[start]

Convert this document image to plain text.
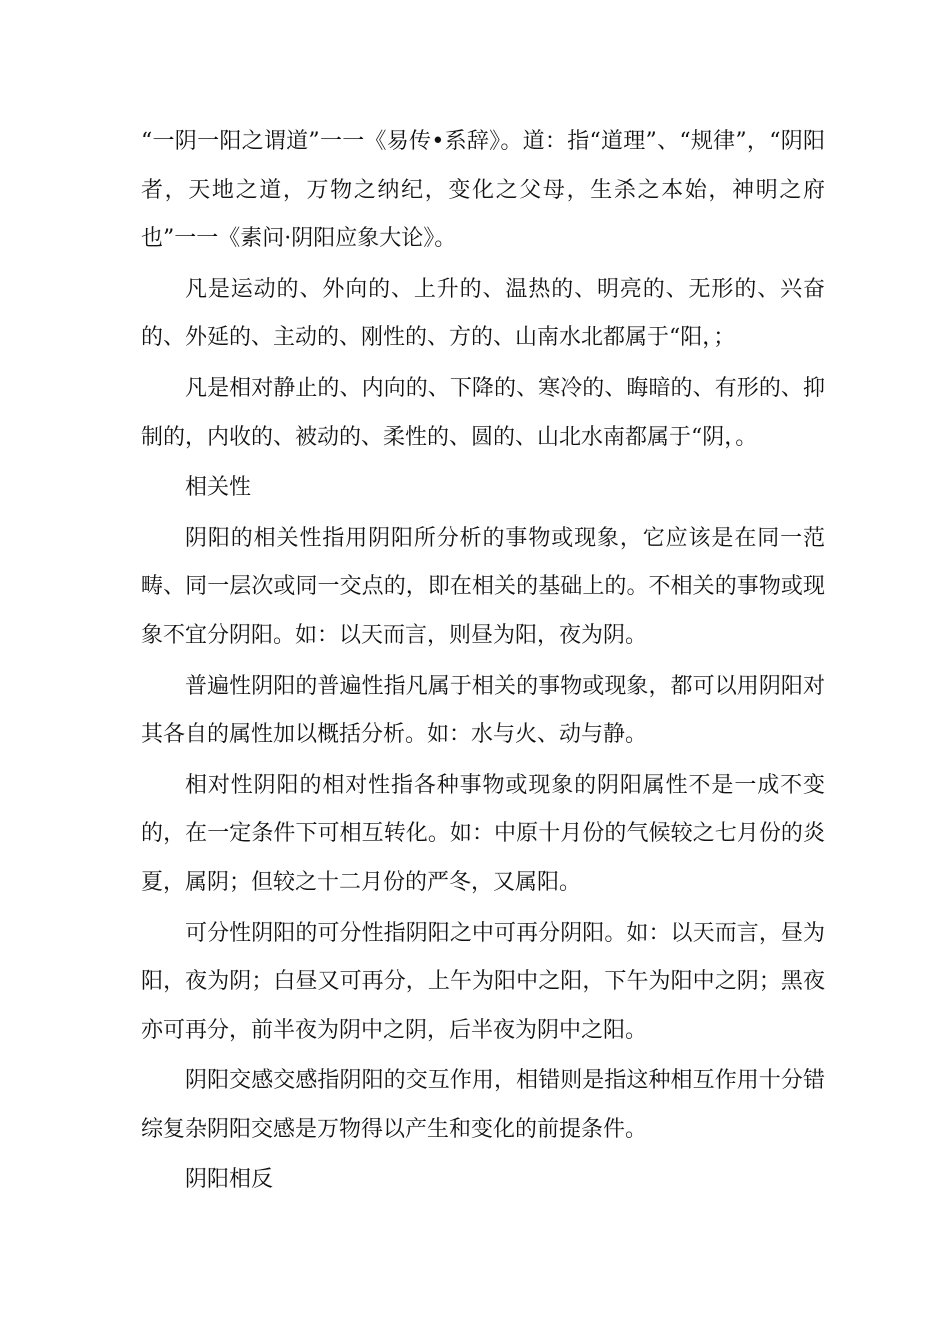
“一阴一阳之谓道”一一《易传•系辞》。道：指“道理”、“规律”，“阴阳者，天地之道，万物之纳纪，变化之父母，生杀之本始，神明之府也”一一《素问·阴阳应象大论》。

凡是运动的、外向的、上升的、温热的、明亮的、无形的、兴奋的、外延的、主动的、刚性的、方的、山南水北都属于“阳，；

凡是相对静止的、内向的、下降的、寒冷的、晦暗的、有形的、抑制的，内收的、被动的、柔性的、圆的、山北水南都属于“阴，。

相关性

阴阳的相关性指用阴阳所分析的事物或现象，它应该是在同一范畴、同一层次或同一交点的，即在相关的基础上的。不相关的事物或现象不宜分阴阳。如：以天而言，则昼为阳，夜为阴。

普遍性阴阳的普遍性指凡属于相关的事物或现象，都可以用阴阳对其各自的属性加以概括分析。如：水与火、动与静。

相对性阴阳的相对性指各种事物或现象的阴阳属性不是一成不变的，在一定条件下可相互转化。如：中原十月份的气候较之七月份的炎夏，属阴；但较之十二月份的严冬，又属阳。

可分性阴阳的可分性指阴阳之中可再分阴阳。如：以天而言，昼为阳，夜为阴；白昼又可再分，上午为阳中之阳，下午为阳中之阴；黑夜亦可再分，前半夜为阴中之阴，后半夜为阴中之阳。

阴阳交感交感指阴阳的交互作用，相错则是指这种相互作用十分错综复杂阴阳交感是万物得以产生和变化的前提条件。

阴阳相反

[end]

● **GIVEN PROBLEM**:
Where a line above contains the word "以天而言", copy that line.

● **SOLUTION FOR THIS PROBLEM**:
阴阳的相关性指用阴阳所分析的事物或现象，它应该是在同一范畴、同一层次或同一交点的，即在相关的基础上的。不相关的事物或现象不宜分阴阳。如：以天而言，则昼为阳，夜为阴。
可分性阴阳的可分性指阴阳之中可再分阴阳。如：以天而言，昼为阳，夜为阴；白昼又可再分，上午为阳中之阳，下午为阳中之阴；黑夜亦可再分，前半夜为阴中之阴，后半夜为阴中之阳。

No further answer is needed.